> _Challenge_
Set the listing down unchanged, minus every embedded image.

> _Records supplied_
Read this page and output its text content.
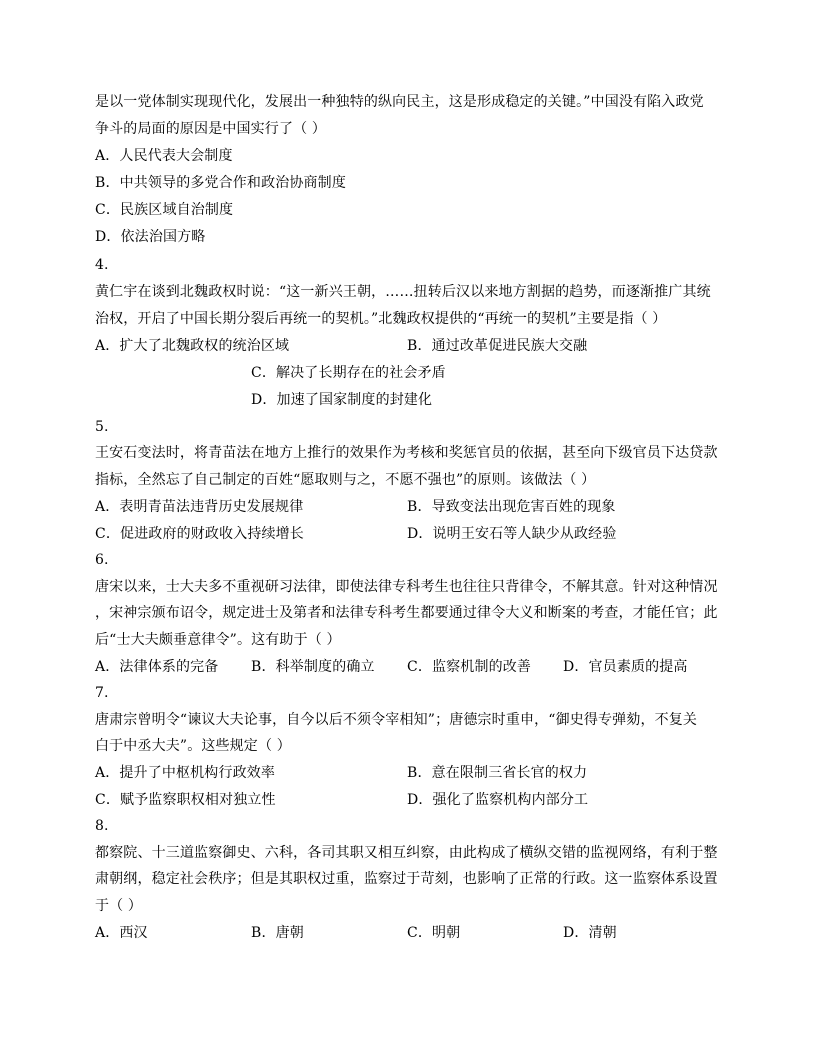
是以一党体制实现现代化，发展出一种独特的纵向民主，这是形成稳定的关键。”中国没有陷入政党
争斗的局面的原因是中国实行了（ ）
A．人民代表大会制度
B．中共领导的多党合作和政治协商制度
C．民族区域自治制度
D．依法治国方略
4.
黄仁宇在谈到北魏政权时说：“这一新兴王朝，……扭转后汉以来地方割据的趋势，而逐渐推广其统
治权，开启了中国长期分裂后再统一的契机。”北魏政权提供的“再统一的契机”主要是指（ ）
A．扩大了北魏政权的统治区域	B．通过改革促进民族大交融
C．解决了长期存在的社会矛盾
D．加速了国家制度的封建化
5.
王安石变法时，将青苗法在地方上推行的效果作为考核和奖惩官员的依据，甚至向下级官员下达贷款
指标，全然忘了自己制定的百姓“愿取则与之，不愿不强也”的原则。该做法（ ）
A．表明青苗法违背历史发展规律	B．导致变法出现危害百姓的现象
C．促进政府的财政收入持续增长	D．说明王安石等人缺少从政经验
6.
唐宋以来，士大夫多不重视研习法律，即使法律专科考生也往往只背律令，不解其意。针对这种情况
，宋神宗颁布诏令，规定进士及第者和法律专科考生都要通过律令大义和断案的考查，才能任官；此
后“士大夫颇垂意律令”。这有助于（ ）
A．法律体系的完备 B．科举制度的确立 C．监察机制的改善 D．官员素质的提高
7.
唐肃宗曾明令“谏议大夫论事，自今以后不须令宰相知”；唐德宗时重申，“御史得专弹劾，不复关
白于中丞大夫”。这些规定（ ）
A．提升了中枢机构行政效率	B．意在限制三省长官的权力
C．赋予监察职权相对独立性	D．强化了监察机构内部分工
8.
都察院、十三道监察御史、六科，各司其职又相互纠察，由此构成了横纵交错的监视网络，有利于整
肃朝纲，稳定社会秩序；但是其职权过重，监察过于苛刻，也影响了正常的行政。这一监察体系设置
于（ ）
A．西汉	B．唐朝	C．明朝	D．清朝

> _Answer below_
Read this page and output its text content.
是以一党体制实现现代化，发展出一种独特的纵向民主，这是形成稳定的关键。”中国没有陷入政党
争斗的局面的原因是中国实行了（ ）
A．人民代表大会制度
B．中共领导的多党合作和政治协商制度
C．民族区域自治制度
D．依法治国方略
4.
黄仁宇在谈到北魏政权时说：“这一新兴王朝，……扭转后汉以来地方割据的趋势，而逐渐推广其统
治权，开启了中国长期分裂后再统一的契机。”北魏政权提供的“再统一的契机”主要是指（ ）
A．扩大了北魏政权的统治区域	B．通过改革促进民族大交融
C．解决了长期存在的社会矛盾
D．加速了国家制度的封建化
5.
王安石变法时，将青苗法在地方上推行的效果作为考核和奖惩官员的依据，甚至向下级官员下达贷款
指标，全然忘了自己制定的百姓“愿取则与之，不愿不强也”的原则。该做法（ ）
A．表明青苗法违背历史发展规律	B．导致变法出现危害百姓的现象
C．促进政府的财政收入持续增长	D．说明王安石等人缺少从政经验
6.
唐宋以来，士大夫多不重视研习法律，即使法律专科考生也往往只背律令，不解其意。针对这种情况
，宋神宗颁布诏令，规定进士及第者和法律专科考生都要通过律令大义和断案的考查，才能任官；此
后“士大夫颇垂意律令”。这有助于（ ）
A．法律体系的完备 B．科举制度的确立 C．监察机制的改善 D．官员素质的提高
7.
唐肃宗曾明令“谏议大夫论事，自今以后不须令宰相知”；唐德宗时重申，“御史得专弹劾，不复关
白于中丞大夫”。这些规定（ ）
A．提升了中枢机构行政效率	B．意在限制三省长官的权力
C．赋予监察职权相对独立性	D．强化了监察机构内部分工
8.
都察院、十三道监察御史、六科，各司其职又相互纠察，由此构成了横纵交错的监视网络，有利于整
肃朝纲，稳定社会秩序；但是其职权过重，监察过于苛刻，也影响了正常的行政。这一监察体系设置
于（ ）
A．西汉	B．唐朝	C．明朝	D．清朝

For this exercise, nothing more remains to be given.